_Requirement_: Reproduce the records below exactly as given.

**** Given records

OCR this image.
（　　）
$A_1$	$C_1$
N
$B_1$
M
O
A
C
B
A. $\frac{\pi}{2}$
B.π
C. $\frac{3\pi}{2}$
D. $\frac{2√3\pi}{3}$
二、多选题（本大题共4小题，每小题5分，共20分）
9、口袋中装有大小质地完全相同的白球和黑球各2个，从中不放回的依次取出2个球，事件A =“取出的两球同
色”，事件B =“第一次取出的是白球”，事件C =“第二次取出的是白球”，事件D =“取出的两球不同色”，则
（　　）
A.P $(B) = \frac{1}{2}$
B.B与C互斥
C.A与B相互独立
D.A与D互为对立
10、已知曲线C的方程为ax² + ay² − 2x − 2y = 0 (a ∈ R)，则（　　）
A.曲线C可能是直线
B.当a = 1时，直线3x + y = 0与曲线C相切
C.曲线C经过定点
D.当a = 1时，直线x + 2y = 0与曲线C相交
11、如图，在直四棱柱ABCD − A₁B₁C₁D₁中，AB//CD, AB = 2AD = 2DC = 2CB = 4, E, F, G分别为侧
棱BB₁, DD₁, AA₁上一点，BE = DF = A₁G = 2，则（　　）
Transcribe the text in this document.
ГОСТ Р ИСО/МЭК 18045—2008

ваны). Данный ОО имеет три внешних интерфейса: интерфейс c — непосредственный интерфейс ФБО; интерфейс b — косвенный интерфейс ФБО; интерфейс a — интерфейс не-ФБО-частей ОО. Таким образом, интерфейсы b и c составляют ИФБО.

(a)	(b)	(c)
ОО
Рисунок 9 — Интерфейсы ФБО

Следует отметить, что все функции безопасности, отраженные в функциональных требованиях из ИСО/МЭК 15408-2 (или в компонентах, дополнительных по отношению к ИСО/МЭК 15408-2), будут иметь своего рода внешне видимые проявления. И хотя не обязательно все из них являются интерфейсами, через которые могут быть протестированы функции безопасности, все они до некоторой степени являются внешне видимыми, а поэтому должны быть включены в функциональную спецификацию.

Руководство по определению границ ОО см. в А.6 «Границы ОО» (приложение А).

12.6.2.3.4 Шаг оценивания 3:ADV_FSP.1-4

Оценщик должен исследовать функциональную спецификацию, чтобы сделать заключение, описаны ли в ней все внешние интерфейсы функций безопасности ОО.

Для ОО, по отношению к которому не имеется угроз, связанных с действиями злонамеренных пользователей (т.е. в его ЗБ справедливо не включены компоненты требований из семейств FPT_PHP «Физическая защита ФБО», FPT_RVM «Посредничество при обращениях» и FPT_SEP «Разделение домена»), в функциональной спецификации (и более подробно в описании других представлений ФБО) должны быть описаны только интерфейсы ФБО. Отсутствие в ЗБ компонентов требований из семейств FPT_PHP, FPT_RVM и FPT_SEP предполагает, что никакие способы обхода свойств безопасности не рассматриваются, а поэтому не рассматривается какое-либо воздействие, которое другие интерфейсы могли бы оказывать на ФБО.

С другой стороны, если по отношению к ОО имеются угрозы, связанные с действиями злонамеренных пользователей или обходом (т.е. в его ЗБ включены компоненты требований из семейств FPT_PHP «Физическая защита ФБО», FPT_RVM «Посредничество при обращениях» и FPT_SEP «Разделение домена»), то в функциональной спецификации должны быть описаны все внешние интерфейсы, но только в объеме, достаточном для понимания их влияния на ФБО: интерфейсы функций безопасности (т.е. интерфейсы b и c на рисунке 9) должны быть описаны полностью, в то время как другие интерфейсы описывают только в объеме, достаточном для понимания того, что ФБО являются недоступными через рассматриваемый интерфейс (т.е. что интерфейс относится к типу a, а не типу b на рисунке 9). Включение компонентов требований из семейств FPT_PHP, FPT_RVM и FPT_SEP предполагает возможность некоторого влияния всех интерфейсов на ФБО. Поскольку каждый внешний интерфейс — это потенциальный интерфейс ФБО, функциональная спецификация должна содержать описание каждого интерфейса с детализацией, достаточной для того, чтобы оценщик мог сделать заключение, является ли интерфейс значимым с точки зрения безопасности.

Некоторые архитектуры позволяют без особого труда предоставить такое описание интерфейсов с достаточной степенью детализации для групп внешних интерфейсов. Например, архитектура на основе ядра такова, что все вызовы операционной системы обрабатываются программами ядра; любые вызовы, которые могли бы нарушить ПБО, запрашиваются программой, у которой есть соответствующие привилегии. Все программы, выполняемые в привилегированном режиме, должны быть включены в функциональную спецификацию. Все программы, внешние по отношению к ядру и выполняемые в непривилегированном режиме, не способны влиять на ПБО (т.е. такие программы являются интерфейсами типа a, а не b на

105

********

_Result for this task_:
OCR this image.
（　　）
$A_1$	$C_1$
N
$B_1$
M
O
A
C
B
A. $\frac{\pi}{2}$
B.π
C. $\frac{3\pi}{2}$
D. $\frac{2√3\pi}{3}$
二、多选题（本大题共4小题，每小题5分，共20分）
9、口袋中装有大小质地完全相同的白球和黑球各2个，从中不放回的依次取出2个球，事件A =“取出的两球同
色”，事件B =“第一次取出的是白球”，事件C =“第二次取出的是白球”，事件D =“取出的两球不同色”，则
（　　）
A.P $(B) = \frac{1}{2}$
B.B与C互斥
C.A与B相互独立
D.A与D互为对立
10、已知曲线C的方程为ax² + ay² − 2x − 2y = 0 (a ∈ R)，则（　　）
A.曲线C可能是直线
B.当a = 1时，直线3x + y = 0与曲线C相切
C.曲线C经过定点
D.当a = 1时，直线x + 2y = 0与曲线C相交
11、如图，在直四棱柱ABCD − A₁B₁C₁D₁中，AB//CD, AB = 2AD = 2DC = 2CB = 4, E, F, G分别为侧
棱BB₁, DD₁, AA₁上一点，BE = DF = A₁G = 2，则（　　）
Transcribe the text in this document.
ГОСТ Р ИСО/МЭК 18045—2008

ваны). Данный ОО имеет три внешних интерфейса: интерфейс c — непосредственный интерфейс ФБО; интерфейс b — косвенный интерфейс ФБО; интерфейс a — интерфейс не-ФБО-частей ОО. Таким образом, интерфейсы b и c составляют ИФБО.

(a)	(b)	(c)
ОО
Рисунок 9 — Интерфейсы ФБО

Следует отметить, что все функции безопасности, отраженные в функциональных требованиях из ИСО/МЭК 15408-2 (или в компонентах, дополнительных по отношению к ИСО/МЭК 15408-2), будут иметь своего рода внешне видимые проявления. И хотя не обязательно все из них являются интерфейсами, через которые могут быть протестированы функции безопасности, все они до некоторой степени являются внешне видимыми, а поэтому должны быть включены в функциональную спецификацию.

Руководство по определению границ ОО см. в А.6 «Границы ОО» (приложение А).

12.6.2.3.4 Шаг оценивания 3:ADV_FSP.1-4

Оценщик должен исследовать функциональную спецификацию, чтобы сделать заключение, описаны ли в ней все внешние интерфейсы функций безопасности ОО.

Для ОО, по отношению к которому не имеется угроз, связанных с действиями злонамеренных пользователей (т.е. в его ЗБ справедливо не включены компоненты требований из семейств FPT_PHP «Физическая защита ФБО», FPT_RVM «Посредничество при обращениях» и FPT_SEP «Разделение домена»), в функциональной спецификации (и более подробно в описании других представлений ФБО) должны быть описаны только интерфейсы ФБО. Отсутствие в ЗБ компонентов требований из семейств FPT_PHP, FPT_RVM и FPT_SEP предполагает, что никакие способы обхода свойств безопасности не рассматриваются, а поэтому не рассматривается какое-либо воздействие, которое другие интерфейсы могли бы оказывать на ФБО.

С другой стороны, если по отношению к ОО имеются угрозы, связанные с действиями злонамеренных пользователей или обходом (т.е. в его ЗБ включены компоненты требований из семейств FPT_PHP «Физическая защита ФБО», FPT_RVM «Посредничество при обращениях» и FPT_SEP «Разделение домена»), то в функциональной спецификации должны быть описаны все внешние интерфейсы, но только в объеме, достаточном для понимания их влияния на ФБО: интерфейсы функций безопасности (т.е. интерфейсы b и c на рисунке 9) должны быть описаны полностью, в то время как другие интерфейсы описывают только в объеме, достаточном для понимания того, что ФБО являются недоступными через рассматриваемый интерфейс (т.е. что интерфейс относится к типу a, а не типу b на рисунке 9). Включение компонентов требований из семейств FPT_PHP, FPT_RVM и FPT_SEP предполагает возможность некоторого влияния всех интерфейсов на ФБО. Поскольку каждый внешний интерфейс — это потенциальный интерфейс ФБО, функциональная спецификация должна содержать описание каждого интерфейса с детализацией, достаточной для того, чтобы оценщик мог сделать заключение, является ли интерфейс значимым с точки зрения безопасности.

Некоторые архитектуры позволяют без особого труда предоставить такое описание интерфейсов с достаточной степенью детализации для групп внешних интерфейсов. Например, архитектура на основе ядра такова, что все вызовы операционной системы обрабатываются программами ядра; любые вызовы, которые могли бы нарушить ПБО, запрашиваются программой, у которой есть соответствующие привилегии. Все программы, выполняемые в привилегированном режиме, должны быть включены в функциональную спецификацию. Все программы, внешние по отношению к ядру и выполняемые в непривилегированном режиме, не способны влиять на ПБО (т.е. такие программы являются интерфейсами типа a, а не b на

105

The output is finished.